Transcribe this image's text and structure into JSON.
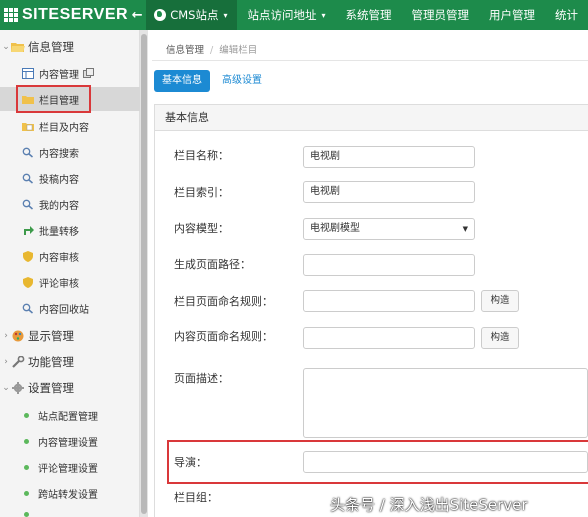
{
  "app": {
    "brand": "SITESERVER",
    "back_arrow": "←"
  },
  "topnav": {
    "items": [
      {
        "label": "CMS站点",
        "has_caret": true
      },
      {
        "label": "站点访问地址",
        "has_caret": true
      },
      {
        "label": "系统管理"
      },
      {
        "label": "管理员管理"
      },
      {
        "label": "用户管理"
      },
      {
        "label": "统计"
      }
    ],
    "caret": "▾"
  },
  "sidebar": {
    "groups": [
      {
        "label": "信息管理",
        "icon": "folder-open-icon"
      },
      {
        "label": "显示管理",
        "icon": "palette-icon"
      },
      {
        "label": "功能管理",
        "icon": "wrench-icon"
      },
      {
        "label": "设置管理",
        "icon": "gear-icon"
      }
    ],
    "info_items": [
      {
        "label": "内容管理",
        "icon": "table-icon",
        "extra_icon": "copy-icon"
      },
      {
        "label": "栏目管理",
        "icon": "folder-icon",
        "selected": true
      },
      {
        "label": "栏目及内容",
        "icon": "folder-doc-icon"
      },
      {
        "label": "内容搜索",
        "icon": "search-icon"
      },
      {
        "label": "投稿内容",
        "icon": "search-icon"
      },
      {
        "label": "我的内容",
        "icon": "search-icon"
      },
      {
        "label": "批量转移",
        "icon": "move-icon"
      },
      {
        "label": "内容审核",
        "icon": "shield-icon"
      },
      {
        "label": "评论审核",
        "icon": "shield-icon"
      },
      {
        "label": "内容回收站",
        "icon": "search-icon"
      }
    ],
    "settings_items": [
      {
        "label": "站点配置管理"
      },
      {
        "label": "内容管理设置"
      },
      {
        "label": "评论管理设置"
      },
      {
        "label": "跨站转发设置"
      }
    ],
    "chevron": "›"
  },
  "breadcrumb": {
    "parent": "信息管理",
    "separator": "/",
    "current": "编辑栏目"
  },
  "tabs": {
    "basic": "基本信息",
    "advanced": "高级设置"
  },
  "panel": {
    "title": "基本信息"
  },
  "form": {
    "channel_name_label": "栏目名称：",
    "channel_name_value": "电视剧",
    "channel_index_label": "栏目索引：",
    "channel_index_value": "电视剧",
    "content_model_label": "内容模型：",
    "content_model_value": "电视剧模型",
    "page_path_label": "生成页面路径：",
    "page_path_value": "",
    "channel_rule_label": "栏目页面命名规则：",
    "channel_rule_value": "",
    "content_rule_label": "内容页面命名规则：",
    "content_rule_value": "",
    "build_label": "构造",
    "description_label": "页面描述：",
    "director_label": "导演：",
    "director_value": "",
    "group_label": "栏目组："
  },
  "watermark": "头条号 / 深入浅出SiteServer",
  "colors": {
    "topbar": "#1d8b4b",
    "primary": "#1c8ad3",
    "annotation_red": "#d9383a"
  }
}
************
• Directions:
Write out the full listing verbatim, excluding its pictures.

• Task output:
Transcribe this image's text and structure into JSON.
{
  "app": {
    "brand": "SITESERVER",
    "back_arrow": "←"
  },
  "topnav": {
    "items": [
      {
        "label": "CMS站点",
        "has_caret": true
      },
      {
        "label": "站点访问地址",
        "has_caret": true
      },
      {
        "label": "系统管理"
      },
      {
        "label": "管理员管理"
      },
      {
        "label": "用户管理"
      },
      {
        "label": "统计"
      }
    ],
    "caret": "▾"
  },
  "sidebar": {
    "groups": [
      {
        "label": "信息管理",
        "icon": "folder-open-icon"
      },
      {
        "label": "显示管理",
        "icon": "palette-icon"
      },
      {
        "label": "功能管理",
        "icon": "wrench-icon"
      },
      {
        "label": "设置管理",
        "icon": "gear-icon"
      }
    ],
    "info_items": [
      {
        "label": "内容管理",
        "icon": "table-icon",
        "extra_icon": "copy-icon"
      },
      {
        "label": "栏目管理",
        "icon": "folder-icon",
        "selected": true
      },
      {
        "label": "栏目及内容",
        "icon": "folder-doc-icon"
      },
      {
        "label": "内容搜索",
        "icon": "search-icon"
      },
      {
        "label": "投稿内容",
        "icon": "search-icon"
      },
      {
        "label": "我的内容",
        "icon": "search-icon"
      },
      {
        "label": "批量转移",
        "icon": "move-icon"
      },
      {
        "label": "内容审核",
        "icon": "shield-icon"
      },
      {
        "label": "评论审核",
        "icon": "shield-icon"
      },
      {
        "label": "内容回收站",
        "icon": "search-icon"
      }
    ],
    "settings_items": [
      {
        "label": "站点配置管理"
      },
      {
        "label": "内容管理设置"
      },
      {
        "label": "评论管理设置"
      },
      {
        "label": "跨站转发设置"
      }
    ],
    "chevron": "›"
  },
  "breadcrumb": {
    "parent": "信息管理",
    "separator": "/",
    "current": "编辑栏目"
  },
  "tabs": {
    "basic": "基本信息",
    "advanced": "高级设置"
  },
  "panel": {
    "title": "基本信息"
  },
  "form": {
    "channel_name_label": "栏目名称：",
    "channel_name_value": "电视剧",
    "channel_index_label": "栏目索引：",
    "channel_index_value": "电视剧",
    "content_model_label": "内容模型：",
    "content_model_value": "电视剧模型",
    "page_path_label": "生成页面路径：",
    "page_path_value": "",
    "channel_rule_label": "栏目页面命名规则：",
    "channel_rule_value": "",
    "content_rule_label": "内容页面命名规则：",
    "content_rule_value": "",
    "build_label": "构造",
    "description_label": "页面描述：",
    "director_label": "导演：",
    "director_value": "",
    "group_label": "栏目组："
  },
  "watermark": "头条号 / 深入浅出SiteServer",
  "colors": {
    "topbar": "#1d8b4b",
    "primary": "#1c8ad3",
    "annotation_red": "#d9383a"
  }
}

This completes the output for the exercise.